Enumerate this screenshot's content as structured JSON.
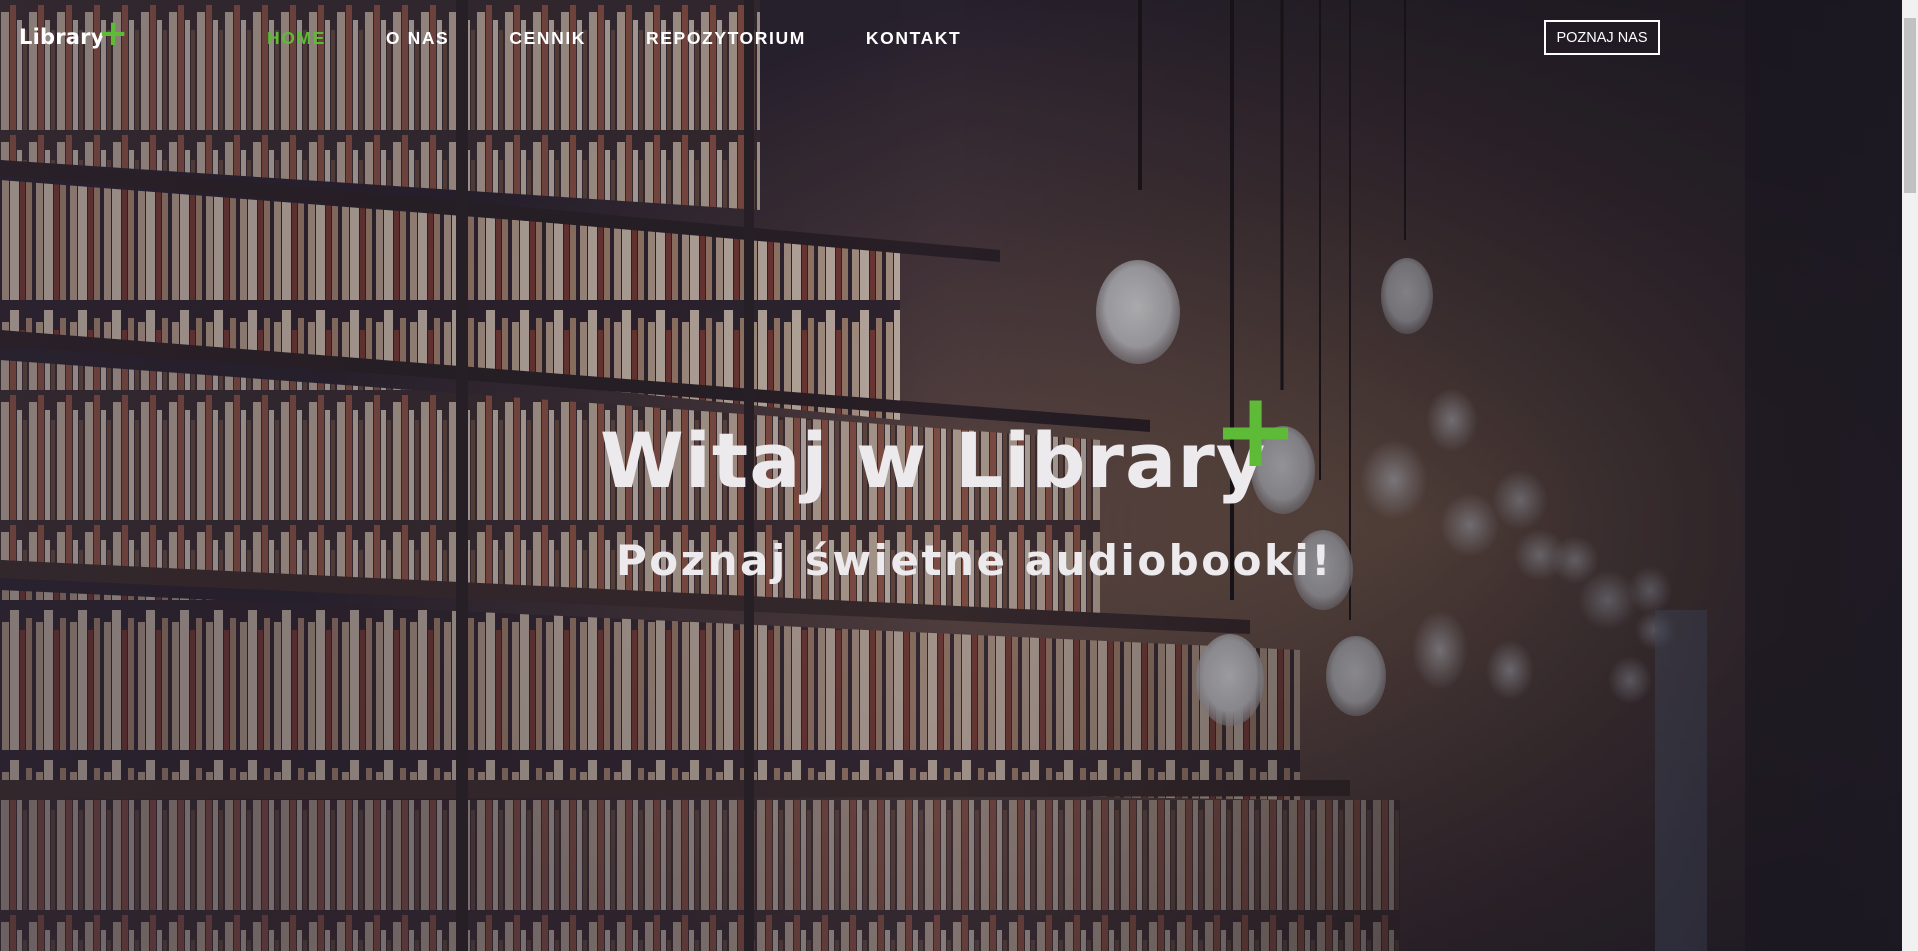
{
  "nav": {
    "logo_text": "Library",
    "logo_plus": "+",
    "items": [
      {
        "label": "HOME",
        "active": true
      },
      {
        "label": "O NAS",
        "active": false
      },
      {
        "label": "CENNIK",
        "active": false
      },
      {
        "label": "REPOZYTORIUM",
        "active": false
      },
      {
        "label": "KONTAKT",
        "active": false
      }
    ],
    "cta_label": "POZNAJ NAS"
  },
  "hero": {
    "title": "Witaj w Library",
    "title_plus": "+",
    "subtitle": "Poznaj świetne audiobooki!"
  },
  "colors": {
    "accent": "#5dbb37",
    "text": "#ffffff"
  }
}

☆ ☆ ☆ ☆ ☆ ☆ ☆

Stated goal
Quote the preceding listing precisely and completely, omitting its images.

Answer to this problem
Enumerate this screenshot's content as structured JSON.
{
  "nav": {
    "logo_text": "Library",
    "logo_plus": "+",
    "items": [
      {
        "label": "HOME",
        "active": true
      },
      {
        "label": "O NAS",
        "active": false
      },
      {
        "label": "CENNIK",
        "active": false
      },
      {
        "label": "REPOZYTORIUM",
        "active": false
      },
      {
        "label": "KONTAKT",
        "active": false
      }
    ],
    "cta_label": "POZNAJ NAS"
  },
  "hero": {
    "title": "Witaj w Library",
    "title_plus": "+",
    "subtitle": "Poznaj świetne audiobooki!"
  },
  "colors": {
    "accent": "#5dbb37",
    "text": "#ffffff"
  }
}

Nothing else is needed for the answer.